[What to work on] Copy out all of the data exactly as it appears.
Start of Provided records
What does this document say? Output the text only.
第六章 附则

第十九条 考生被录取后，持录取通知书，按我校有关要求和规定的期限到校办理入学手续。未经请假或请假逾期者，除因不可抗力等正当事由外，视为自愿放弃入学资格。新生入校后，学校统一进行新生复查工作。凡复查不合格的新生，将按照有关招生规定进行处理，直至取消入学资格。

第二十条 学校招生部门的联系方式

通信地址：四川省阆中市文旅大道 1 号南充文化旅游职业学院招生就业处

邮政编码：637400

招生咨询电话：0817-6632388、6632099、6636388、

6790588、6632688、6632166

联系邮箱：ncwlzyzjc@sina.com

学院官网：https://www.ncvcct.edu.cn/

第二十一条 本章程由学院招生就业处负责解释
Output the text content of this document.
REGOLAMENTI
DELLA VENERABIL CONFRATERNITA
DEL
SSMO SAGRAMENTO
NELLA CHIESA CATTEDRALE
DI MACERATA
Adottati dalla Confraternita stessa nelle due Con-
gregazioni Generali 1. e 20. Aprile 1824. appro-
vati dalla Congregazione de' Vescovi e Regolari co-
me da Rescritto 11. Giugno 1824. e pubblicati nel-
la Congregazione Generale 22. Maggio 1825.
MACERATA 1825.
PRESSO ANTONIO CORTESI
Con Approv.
End of Provided records
[Written solution]
What does this document say? Output the text only.
第六章 附则

第十九条 考生被录取后，持录取通知书，按我校有关要求和规定的期限到校办理入学手续。未经请假或请假逾期者，除因不可抗力等正当事由外，视为自愿放弃入学资格。新生入校后，学校统一进行新生复查工作。凡复查不合格的新生，将按照有关招生规定进行处理，直至取消入学资格。

第二十条 学校招生部门的联系方式

通信地址：四川省阆中市文旅大道 1 号南充文化旅游职业学院招生就业处

邮政编码：637400

招生咨询电话：0817-6632388、6632099、6636388、

6790588、6632688、6632166

联系邮箱：ncwlzyzjc@sina.com

学院官网：https://www.ncvcct.edu.cn/

第二十一条 本章程由学院招生就业处负责解释
Output the text content of this document.
REGOLAMENTI
DELLA VENERABIL CONFRATERNITA
DEL
SSMO SAGRAMENTO
NELLA CHIESA CATTEDRALE
DI MACERATA
Adottati dalla Confraternita stessa nelle due Con-
gregazioni Generali 1. e 20. Aprile 1824. appro-
vati dalla Congregazione de' Vescovi e Regolari co-
me da Rescritto 11. Giugno 1824. e pubblicati nel-
la Congregazione Generale 22. Maggio 1825.
MACERATA 1825.
PRESSO ANTONIO CORTESI
Con Approv.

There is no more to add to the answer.